[begin Extracted information]
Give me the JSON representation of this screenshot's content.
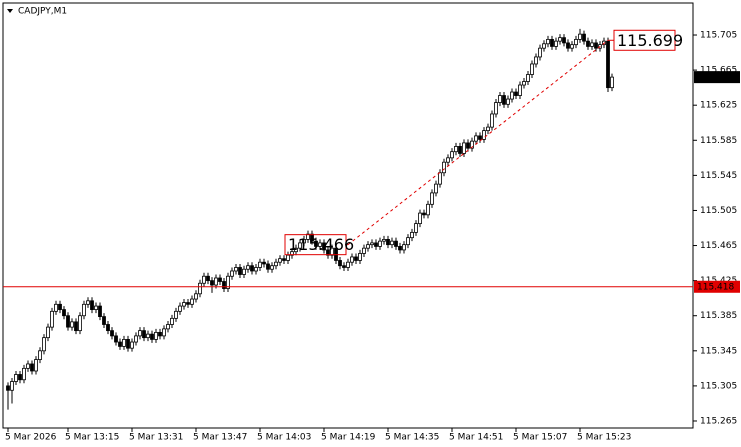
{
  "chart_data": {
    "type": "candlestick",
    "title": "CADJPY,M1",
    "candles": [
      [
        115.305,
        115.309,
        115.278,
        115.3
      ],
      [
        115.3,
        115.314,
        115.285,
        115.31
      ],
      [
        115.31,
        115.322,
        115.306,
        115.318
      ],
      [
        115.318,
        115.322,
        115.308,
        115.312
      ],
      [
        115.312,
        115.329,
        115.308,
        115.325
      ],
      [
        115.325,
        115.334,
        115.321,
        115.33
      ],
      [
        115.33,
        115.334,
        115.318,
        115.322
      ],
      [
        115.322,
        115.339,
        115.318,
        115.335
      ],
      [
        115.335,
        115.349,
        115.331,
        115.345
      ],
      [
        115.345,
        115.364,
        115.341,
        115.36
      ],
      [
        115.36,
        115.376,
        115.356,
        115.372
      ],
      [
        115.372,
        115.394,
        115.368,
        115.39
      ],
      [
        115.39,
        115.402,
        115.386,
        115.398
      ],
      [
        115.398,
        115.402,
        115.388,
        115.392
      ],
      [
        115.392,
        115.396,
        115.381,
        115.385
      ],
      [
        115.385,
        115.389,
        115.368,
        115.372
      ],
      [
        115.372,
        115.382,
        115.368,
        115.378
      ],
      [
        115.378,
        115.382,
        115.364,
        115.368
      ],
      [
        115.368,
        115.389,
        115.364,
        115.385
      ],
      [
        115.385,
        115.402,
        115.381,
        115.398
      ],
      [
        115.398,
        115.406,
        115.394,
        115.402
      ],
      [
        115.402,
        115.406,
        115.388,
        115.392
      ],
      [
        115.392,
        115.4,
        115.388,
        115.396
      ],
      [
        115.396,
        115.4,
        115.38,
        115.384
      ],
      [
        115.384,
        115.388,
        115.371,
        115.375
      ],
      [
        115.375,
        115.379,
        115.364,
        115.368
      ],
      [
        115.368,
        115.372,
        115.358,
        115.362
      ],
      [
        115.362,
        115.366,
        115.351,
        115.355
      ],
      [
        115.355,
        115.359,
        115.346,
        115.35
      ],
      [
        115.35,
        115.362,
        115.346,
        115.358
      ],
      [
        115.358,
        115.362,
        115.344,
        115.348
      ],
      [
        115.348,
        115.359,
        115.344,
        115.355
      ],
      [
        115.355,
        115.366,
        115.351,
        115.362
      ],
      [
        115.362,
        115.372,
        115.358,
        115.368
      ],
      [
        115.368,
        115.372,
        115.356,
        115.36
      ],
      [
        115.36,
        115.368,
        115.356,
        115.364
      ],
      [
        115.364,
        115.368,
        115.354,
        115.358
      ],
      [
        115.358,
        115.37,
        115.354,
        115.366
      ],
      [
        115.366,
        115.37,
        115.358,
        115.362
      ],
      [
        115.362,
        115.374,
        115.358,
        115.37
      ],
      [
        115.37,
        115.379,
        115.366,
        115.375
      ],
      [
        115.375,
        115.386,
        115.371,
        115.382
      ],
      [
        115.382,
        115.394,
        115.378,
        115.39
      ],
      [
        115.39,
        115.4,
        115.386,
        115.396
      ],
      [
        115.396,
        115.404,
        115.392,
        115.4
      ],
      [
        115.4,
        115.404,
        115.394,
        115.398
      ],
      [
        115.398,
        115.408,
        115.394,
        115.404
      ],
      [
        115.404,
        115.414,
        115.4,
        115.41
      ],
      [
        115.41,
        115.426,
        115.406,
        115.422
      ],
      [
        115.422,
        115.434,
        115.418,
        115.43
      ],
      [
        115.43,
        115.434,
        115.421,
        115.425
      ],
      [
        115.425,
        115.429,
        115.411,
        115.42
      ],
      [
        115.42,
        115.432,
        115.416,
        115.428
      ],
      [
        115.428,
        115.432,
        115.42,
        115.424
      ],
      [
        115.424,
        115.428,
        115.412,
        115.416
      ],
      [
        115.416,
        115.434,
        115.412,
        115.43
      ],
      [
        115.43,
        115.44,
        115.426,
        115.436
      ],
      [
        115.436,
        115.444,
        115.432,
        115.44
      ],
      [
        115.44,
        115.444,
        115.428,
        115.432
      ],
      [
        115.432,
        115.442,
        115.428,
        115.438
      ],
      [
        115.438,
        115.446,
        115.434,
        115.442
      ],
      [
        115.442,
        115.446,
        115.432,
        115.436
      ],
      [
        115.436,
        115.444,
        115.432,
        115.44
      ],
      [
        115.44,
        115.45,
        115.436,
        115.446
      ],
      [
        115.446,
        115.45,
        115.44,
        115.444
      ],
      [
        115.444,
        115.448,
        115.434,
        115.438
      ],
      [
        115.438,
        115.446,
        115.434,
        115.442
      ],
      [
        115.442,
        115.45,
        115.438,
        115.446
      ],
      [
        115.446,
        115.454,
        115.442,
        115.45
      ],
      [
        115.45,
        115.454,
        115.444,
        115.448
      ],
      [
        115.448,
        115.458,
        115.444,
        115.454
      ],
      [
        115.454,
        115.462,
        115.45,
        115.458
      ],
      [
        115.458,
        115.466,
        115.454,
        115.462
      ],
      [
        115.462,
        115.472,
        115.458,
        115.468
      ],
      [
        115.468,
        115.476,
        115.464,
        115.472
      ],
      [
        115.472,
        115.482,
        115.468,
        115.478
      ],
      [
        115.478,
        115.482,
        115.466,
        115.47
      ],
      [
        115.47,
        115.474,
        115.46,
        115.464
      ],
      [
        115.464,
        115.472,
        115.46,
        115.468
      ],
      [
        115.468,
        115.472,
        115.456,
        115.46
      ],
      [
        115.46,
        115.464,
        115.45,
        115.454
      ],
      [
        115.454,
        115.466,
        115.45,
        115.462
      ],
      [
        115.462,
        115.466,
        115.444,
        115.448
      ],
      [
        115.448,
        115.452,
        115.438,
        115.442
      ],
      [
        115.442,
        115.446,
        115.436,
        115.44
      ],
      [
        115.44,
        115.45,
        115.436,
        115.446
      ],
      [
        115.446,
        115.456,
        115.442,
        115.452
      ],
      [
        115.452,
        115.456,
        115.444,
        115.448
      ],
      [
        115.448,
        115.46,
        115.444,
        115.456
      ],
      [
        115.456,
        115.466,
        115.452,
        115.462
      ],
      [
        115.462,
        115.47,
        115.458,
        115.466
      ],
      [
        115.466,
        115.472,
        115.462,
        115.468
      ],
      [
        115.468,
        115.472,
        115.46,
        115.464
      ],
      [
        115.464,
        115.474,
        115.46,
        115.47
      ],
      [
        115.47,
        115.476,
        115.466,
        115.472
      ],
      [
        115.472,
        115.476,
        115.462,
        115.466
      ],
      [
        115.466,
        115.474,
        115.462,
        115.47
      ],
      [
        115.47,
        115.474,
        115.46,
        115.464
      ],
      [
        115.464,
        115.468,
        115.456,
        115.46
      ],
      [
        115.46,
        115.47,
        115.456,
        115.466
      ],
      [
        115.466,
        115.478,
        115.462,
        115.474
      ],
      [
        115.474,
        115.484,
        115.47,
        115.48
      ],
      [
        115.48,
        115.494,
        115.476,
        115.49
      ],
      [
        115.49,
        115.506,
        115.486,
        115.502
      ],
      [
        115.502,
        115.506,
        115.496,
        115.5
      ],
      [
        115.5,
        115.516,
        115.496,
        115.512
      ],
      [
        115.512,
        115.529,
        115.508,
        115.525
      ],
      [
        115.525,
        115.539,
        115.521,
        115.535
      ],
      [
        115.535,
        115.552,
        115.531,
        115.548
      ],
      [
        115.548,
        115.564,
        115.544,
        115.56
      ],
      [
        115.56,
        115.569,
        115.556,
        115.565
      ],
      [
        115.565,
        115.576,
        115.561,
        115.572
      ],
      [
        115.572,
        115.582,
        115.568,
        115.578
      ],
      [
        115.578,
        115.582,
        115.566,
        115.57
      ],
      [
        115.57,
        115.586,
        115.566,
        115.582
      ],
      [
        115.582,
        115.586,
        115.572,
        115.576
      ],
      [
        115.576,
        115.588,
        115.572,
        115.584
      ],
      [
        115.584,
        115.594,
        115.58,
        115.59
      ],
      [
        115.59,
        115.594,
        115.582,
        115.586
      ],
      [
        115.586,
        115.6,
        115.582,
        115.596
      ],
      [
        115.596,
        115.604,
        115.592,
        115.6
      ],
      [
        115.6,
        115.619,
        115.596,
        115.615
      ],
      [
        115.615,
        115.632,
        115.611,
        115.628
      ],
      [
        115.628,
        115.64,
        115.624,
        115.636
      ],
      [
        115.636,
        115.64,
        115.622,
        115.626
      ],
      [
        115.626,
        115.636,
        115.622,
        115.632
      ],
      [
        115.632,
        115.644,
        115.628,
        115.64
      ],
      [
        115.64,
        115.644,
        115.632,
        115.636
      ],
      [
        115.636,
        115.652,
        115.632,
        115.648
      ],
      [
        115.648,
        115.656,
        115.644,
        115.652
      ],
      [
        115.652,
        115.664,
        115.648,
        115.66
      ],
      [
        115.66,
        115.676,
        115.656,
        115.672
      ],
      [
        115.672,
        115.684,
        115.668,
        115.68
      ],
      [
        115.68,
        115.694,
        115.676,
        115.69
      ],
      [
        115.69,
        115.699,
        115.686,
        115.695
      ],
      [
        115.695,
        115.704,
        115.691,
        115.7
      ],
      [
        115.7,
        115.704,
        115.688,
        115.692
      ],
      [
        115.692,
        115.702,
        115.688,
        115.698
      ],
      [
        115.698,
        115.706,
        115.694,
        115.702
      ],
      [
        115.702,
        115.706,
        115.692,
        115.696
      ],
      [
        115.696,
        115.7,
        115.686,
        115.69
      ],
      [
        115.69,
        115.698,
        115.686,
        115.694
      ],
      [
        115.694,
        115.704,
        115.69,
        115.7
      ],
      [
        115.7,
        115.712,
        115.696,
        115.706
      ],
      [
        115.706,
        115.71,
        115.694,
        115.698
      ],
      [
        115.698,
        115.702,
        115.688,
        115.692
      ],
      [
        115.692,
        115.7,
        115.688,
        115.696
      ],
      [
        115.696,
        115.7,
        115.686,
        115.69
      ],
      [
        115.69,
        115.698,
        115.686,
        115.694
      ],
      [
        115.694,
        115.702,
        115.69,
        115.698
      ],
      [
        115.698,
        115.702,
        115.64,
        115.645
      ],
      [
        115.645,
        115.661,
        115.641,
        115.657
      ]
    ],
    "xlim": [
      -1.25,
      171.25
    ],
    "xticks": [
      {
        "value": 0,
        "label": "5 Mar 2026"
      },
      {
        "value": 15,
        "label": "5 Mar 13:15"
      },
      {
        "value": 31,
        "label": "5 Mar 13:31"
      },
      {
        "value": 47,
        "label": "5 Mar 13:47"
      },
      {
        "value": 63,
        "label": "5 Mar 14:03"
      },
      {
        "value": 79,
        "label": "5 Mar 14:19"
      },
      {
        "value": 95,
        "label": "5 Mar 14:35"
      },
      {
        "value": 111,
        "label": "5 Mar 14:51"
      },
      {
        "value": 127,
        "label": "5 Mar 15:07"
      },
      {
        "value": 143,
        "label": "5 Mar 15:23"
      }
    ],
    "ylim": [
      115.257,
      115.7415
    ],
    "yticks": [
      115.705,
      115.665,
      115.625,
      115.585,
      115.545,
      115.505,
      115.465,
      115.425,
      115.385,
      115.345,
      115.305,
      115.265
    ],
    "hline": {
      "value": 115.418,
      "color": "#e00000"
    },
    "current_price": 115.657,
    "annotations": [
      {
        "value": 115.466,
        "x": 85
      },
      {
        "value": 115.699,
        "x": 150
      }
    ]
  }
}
[end Extracted information]
In the records above, locate each line with the word "label". Copy all such lines.

        "label": "5 Mar 2026"
        "label": "5 Mar 13:15"
        "label": "5 Mar 13:31"
        "label": "5 Mar 13:47"
        "label": "5 Mar 14:03"
        "label": "5 Mar 14:19"
        "label": "5 Mar 14:35"
        "label": "5 Mar 14:51"
        "label": "5 Mar 15:07"
        "label": "5 Mar 15:23"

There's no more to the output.